Copy each line holding the string "title".

— START Dataset extract —

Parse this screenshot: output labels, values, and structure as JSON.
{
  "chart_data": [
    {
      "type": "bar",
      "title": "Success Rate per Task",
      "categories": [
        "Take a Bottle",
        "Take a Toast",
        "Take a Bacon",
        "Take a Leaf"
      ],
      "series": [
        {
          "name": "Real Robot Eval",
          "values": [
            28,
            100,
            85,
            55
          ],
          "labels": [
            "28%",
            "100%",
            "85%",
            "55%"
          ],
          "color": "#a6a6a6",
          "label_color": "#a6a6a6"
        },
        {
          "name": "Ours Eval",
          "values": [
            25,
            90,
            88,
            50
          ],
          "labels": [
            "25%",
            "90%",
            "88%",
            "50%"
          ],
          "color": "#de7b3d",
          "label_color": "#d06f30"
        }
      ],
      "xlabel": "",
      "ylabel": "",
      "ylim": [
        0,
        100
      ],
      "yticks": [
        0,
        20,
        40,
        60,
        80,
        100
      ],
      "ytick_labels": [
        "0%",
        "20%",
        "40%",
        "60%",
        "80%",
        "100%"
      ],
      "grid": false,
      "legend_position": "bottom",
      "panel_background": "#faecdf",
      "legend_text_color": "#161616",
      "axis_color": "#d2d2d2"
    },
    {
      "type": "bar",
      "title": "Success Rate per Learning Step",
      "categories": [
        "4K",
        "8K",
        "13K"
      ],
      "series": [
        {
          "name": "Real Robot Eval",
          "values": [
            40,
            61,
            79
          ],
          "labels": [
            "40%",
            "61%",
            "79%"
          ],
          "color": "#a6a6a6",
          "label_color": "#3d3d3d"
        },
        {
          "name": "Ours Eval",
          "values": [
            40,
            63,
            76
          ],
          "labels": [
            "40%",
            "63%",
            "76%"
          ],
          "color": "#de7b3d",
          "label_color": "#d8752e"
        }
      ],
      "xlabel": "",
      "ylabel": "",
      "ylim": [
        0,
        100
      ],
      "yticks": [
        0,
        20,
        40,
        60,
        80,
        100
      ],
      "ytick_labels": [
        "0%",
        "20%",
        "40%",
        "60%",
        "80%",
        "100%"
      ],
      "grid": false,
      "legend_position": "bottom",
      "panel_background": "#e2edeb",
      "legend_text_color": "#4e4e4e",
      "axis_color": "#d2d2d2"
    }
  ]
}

— END Dataset extract —
— START Dataset extract —

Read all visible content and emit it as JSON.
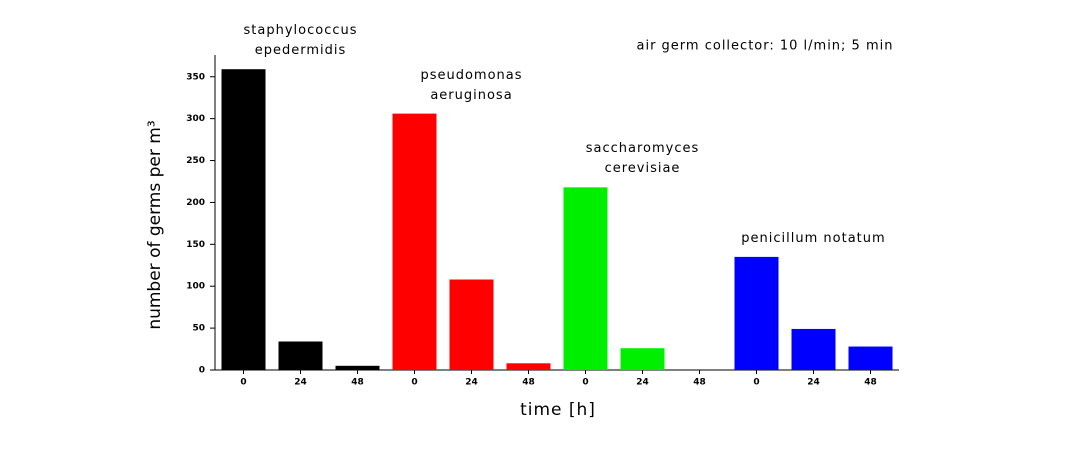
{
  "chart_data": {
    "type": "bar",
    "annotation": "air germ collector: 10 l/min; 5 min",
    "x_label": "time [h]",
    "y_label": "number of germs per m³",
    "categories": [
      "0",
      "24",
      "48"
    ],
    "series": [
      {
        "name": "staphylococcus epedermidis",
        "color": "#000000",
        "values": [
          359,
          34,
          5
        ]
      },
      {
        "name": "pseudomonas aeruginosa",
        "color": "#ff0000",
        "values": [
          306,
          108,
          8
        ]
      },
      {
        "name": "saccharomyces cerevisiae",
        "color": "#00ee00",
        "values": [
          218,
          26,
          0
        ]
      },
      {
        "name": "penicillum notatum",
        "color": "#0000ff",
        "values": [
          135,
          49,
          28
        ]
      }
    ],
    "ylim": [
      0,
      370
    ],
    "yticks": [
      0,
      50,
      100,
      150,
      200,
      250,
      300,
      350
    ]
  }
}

— END Dataset extract —
— START Dataset extract —

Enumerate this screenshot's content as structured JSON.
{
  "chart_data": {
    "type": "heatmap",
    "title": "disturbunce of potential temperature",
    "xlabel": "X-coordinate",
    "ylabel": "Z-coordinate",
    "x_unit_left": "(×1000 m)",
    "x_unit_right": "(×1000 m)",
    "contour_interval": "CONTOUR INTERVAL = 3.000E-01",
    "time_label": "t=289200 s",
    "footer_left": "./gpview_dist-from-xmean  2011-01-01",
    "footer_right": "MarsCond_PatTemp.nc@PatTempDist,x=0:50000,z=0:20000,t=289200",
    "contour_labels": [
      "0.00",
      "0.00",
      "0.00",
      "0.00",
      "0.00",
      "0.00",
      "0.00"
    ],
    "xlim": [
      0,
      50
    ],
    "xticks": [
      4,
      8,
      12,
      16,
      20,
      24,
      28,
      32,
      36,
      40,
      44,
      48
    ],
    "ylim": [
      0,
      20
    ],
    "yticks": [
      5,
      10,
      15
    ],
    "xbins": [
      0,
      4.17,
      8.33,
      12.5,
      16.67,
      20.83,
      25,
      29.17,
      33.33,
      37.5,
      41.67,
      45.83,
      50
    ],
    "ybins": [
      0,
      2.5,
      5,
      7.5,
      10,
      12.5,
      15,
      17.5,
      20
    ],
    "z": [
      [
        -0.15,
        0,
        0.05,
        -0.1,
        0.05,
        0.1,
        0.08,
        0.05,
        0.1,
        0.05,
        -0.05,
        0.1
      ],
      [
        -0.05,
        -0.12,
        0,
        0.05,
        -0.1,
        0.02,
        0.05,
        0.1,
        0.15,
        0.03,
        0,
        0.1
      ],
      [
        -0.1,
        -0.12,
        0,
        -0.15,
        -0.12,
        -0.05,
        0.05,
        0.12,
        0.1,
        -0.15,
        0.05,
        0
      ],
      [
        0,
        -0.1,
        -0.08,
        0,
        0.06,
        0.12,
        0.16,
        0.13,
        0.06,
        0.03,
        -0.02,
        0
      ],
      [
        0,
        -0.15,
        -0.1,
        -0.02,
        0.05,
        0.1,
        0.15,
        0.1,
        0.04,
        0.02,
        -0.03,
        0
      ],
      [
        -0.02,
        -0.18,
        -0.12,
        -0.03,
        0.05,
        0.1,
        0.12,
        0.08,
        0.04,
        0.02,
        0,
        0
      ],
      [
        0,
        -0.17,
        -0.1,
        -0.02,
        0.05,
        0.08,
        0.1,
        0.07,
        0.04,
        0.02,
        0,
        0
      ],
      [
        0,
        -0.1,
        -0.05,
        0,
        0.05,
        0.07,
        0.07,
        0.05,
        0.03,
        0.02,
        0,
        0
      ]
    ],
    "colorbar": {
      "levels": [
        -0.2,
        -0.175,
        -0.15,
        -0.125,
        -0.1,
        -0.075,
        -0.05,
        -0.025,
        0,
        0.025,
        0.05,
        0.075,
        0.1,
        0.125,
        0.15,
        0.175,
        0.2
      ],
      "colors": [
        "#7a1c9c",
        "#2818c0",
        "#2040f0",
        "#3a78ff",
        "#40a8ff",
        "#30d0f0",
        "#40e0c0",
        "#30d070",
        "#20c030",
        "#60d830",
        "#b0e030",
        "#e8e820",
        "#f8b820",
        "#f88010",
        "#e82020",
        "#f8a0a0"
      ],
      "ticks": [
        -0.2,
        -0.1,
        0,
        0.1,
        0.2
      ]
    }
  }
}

— END Dataset extract —

» **Problem solution**:
      "title": "Success Rate per Task",
      "title": "Success Rate per Learning Step",
    "title": "disturbunce of potential temperature",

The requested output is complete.